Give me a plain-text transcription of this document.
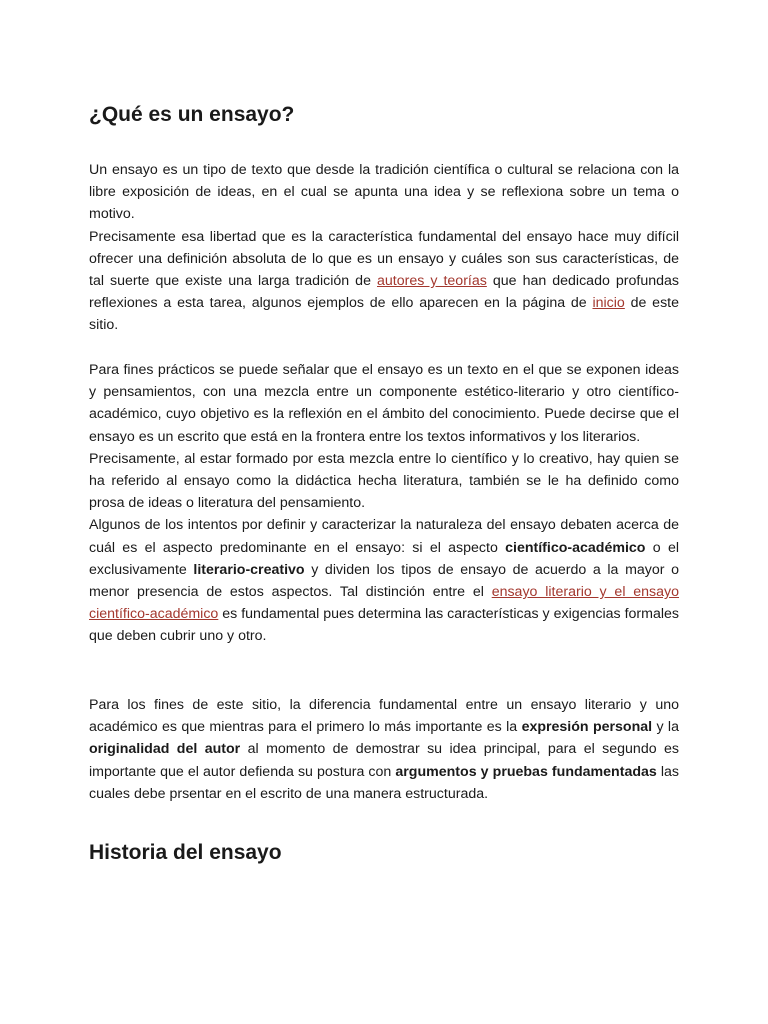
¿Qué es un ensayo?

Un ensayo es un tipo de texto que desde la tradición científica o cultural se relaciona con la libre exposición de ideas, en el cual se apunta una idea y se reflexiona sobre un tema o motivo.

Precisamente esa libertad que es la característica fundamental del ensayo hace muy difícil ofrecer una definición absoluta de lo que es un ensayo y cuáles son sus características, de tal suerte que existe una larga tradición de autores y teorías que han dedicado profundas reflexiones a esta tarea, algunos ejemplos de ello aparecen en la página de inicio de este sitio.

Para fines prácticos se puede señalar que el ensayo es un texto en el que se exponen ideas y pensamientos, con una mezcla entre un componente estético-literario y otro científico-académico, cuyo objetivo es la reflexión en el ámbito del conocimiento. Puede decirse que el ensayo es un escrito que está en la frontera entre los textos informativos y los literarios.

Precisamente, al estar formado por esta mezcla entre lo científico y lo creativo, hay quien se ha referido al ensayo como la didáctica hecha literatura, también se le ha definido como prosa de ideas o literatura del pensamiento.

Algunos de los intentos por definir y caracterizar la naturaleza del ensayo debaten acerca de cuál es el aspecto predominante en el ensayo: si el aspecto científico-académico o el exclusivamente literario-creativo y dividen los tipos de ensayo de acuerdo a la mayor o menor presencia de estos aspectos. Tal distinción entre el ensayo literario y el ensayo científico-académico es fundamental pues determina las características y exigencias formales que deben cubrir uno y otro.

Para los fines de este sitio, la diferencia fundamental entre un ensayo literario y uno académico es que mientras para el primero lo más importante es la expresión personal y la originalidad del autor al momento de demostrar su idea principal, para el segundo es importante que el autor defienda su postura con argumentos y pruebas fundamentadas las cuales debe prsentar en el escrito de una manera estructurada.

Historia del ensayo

══════════════════════════════

-- What is asked --
Do not include images; quote all of the entries above exactly.

-- Answer to the task --
Give me a plain-text transcription of this document.
¿Qué es un ensayo?

Un ensayo es un tipo de texto que desde la tradición científica o cultural se relaciona con la libre exposición de ideas, en el cual se apunta una idea y se reflexiona sobre un tema o motivo.

Precisamente esa libertad que es la característica fundamental del ensayo hace muy difícil ofrecer una definición absoluta de lo que es un ensayo y cuáles son sus características, de tal suerte que existe una larga tradición de autores y teorías que han dedicado profundas reflexiones a esta tarea, algunos ejemplos de ello aparecen en la página de inicio de este sitio.

Para fines prácticos se puede señalar que el ensayo es un texto en el que se exponen ideas y pensamientos, con una mezcla entre un componente estético-literario y otro científico-académico, cuyo objetivo es la reflexión en el ámbito del conocimiento. Puede decirse que el ensayo es un escrito que está en la frontera entre los textos informativos y los literarios.

Precisamente, al estar formado por esta mezcla entre lo científico y lo creativo, hay quien se ha referido al ensayo como la didáctica hecha literatura, también se le ha definido como prosa de ideas o literatura del pensamiento.

Algunos de los intentos por definir y caracterizar la naturaleza del ensayo debaten acerca de cuál es el aspecto predominante en el ensayo: si el aspecto científico-académico o el exclusivamente literario-creativo y dividen los tipos de ensayo de acuerdo a la mayor o menor presencia de estos aspectos. Tal distinción entre el ensayo literario y el ensayo científico-académico es fundamental pues determina las características y exigencias formales que deben cubrir uno y otro.

Para los fines de este sitio, la diferencia fundamental entre un ensayo literario y uno académico es que mientras para el primero lo más importante es la expresión personal y la originalidad del autor al momento de demostrar su idea principal, para el segundo es importante que el autor defienda su postura con argumentos y pruebas fundamentadas las cuales debe prsentar en el escrito de una manera estructurada.

Historia del ensayo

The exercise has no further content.